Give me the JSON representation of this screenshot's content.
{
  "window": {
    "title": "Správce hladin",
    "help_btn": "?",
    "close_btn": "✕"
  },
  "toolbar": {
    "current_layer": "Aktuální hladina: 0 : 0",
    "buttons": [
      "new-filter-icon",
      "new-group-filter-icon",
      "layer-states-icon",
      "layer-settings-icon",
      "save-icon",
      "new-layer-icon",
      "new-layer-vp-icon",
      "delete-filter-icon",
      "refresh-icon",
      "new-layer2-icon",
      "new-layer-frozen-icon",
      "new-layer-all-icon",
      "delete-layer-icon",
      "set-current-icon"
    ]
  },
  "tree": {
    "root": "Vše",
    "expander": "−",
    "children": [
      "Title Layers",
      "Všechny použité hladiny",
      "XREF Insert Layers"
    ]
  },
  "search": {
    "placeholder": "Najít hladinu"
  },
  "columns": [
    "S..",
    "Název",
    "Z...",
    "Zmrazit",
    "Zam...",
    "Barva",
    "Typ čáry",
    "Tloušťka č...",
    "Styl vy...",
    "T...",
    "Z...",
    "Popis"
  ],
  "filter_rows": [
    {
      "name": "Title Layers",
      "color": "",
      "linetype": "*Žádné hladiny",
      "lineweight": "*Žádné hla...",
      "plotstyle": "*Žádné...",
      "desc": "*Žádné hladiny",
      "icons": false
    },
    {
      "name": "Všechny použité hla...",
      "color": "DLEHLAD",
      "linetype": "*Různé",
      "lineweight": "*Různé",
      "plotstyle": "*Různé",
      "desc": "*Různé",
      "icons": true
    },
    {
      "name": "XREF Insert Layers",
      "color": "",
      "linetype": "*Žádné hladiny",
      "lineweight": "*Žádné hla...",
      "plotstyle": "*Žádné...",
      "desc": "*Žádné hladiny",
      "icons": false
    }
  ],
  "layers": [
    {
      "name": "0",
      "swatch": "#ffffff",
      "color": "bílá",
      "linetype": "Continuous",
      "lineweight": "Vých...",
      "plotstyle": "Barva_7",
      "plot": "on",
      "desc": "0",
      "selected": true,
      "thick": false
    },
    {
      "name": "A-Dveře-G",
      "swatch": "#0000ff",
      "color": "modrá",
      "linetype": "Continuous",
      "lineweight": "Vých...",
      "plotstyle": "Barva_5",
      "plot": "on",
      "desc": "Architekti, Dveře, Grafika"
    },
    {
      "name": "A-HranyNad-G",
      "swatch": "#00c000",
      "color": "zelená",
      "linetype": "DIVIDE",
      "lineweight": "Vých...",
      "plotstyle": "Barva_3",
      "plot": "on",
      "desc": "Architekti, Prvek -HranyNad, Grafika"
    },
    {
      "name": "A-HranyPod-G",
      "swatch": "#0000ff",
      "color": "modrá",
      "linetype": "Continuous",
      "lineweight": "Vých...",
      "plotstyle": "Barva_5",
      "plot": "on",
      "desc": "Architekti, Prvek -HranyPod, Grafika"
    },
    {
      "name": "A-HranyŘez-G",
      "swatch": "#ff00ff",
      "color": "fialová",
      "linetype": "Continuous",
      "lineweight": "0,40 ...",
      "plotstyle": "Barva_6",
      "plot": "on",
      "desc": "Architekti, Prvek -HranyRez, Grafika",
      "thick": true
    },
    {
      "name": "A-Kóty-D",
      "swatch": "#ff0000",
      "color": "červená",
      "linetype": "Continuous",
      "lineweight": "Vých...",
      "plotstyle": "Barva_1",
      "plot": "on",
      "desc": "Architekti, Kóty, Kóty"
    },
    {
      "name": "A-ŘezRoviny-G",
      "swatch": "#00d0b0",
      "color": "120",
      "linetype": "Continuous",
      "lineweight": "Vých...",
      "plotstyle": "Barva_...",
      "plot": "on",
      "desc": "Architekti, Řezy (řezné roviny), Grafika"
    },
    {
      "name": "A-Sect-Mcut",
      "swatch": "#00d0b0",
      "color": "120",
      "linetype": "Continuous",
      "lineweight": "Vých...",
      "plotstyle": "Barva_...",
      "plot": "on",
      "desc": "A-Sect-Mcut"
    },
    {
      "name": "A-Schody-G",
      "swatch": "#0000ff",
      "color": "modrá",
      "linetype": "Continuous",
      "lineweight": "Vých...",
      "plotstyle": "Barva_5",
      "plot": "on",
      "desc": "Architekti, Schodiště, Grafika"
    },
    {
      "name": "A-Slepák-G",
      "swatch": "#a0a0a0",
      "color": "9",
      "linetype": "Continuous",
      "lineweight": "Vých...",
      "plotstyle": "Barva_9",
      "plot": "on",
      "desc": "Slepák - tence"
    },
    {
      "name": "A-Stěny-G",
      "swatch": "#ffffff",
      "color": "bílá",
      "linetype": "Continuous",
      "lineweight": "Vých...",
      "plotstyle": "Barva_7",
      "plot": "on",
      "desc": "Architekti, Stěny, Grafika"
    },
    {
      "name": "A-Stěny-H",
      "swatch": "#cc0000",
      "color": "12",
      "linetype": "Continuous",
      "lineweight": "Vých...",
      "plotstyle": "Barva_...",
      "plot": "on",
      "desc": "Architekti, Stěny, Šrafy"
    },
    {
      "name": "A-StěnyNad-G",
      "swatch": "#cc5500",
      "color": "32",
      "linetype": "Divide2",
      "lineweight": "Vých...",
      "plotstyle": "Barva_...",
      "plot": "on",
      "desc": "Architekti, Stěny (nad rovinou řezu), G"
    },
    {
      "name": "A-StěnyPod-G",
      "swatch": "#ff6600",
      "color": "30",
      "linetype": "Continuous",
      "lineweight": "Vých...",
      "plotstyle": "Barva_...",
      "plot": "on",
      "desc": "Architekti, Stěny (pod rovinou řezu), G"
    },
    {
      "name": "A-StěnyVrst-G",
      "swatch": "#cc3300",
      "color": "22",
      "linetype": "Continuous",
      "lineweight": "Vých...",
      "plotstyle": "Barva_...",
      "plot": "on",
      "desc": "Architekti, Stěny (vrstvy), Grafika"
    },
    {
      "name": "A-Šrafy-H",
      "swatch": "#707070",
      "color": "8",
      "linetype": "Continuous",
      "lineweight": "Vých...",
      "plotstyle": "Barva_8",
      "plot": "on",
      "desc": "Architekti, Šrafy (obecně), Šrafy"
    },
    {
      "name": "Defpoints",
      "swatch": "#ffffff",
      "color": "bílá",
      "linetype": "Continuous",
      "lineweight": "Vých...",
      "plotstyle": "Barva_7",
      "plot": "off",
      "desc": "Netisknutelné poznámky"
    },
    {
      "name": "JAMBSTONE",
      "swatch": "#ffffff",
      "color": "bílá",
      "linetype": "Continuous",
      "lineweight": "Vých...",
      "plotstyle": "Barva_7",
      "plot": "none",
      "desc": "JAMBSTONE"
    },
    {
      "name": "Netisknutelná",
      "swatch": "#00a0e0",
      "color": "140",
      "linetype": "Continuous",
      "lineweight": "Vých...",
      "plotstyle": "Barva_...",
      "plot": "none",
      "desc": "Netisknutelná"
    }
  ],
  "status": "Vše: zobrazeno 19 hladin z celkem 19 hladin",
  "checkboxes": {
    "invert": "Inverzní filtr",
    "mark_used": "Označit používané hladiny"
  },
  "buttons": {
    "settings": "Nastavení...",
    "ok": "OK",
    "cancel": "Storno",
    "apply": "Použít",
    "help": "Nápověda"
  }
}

------------

Where a line above contains the word "delete", copy that line.

      "delete-filter-icon",
      "delete-layer-icon",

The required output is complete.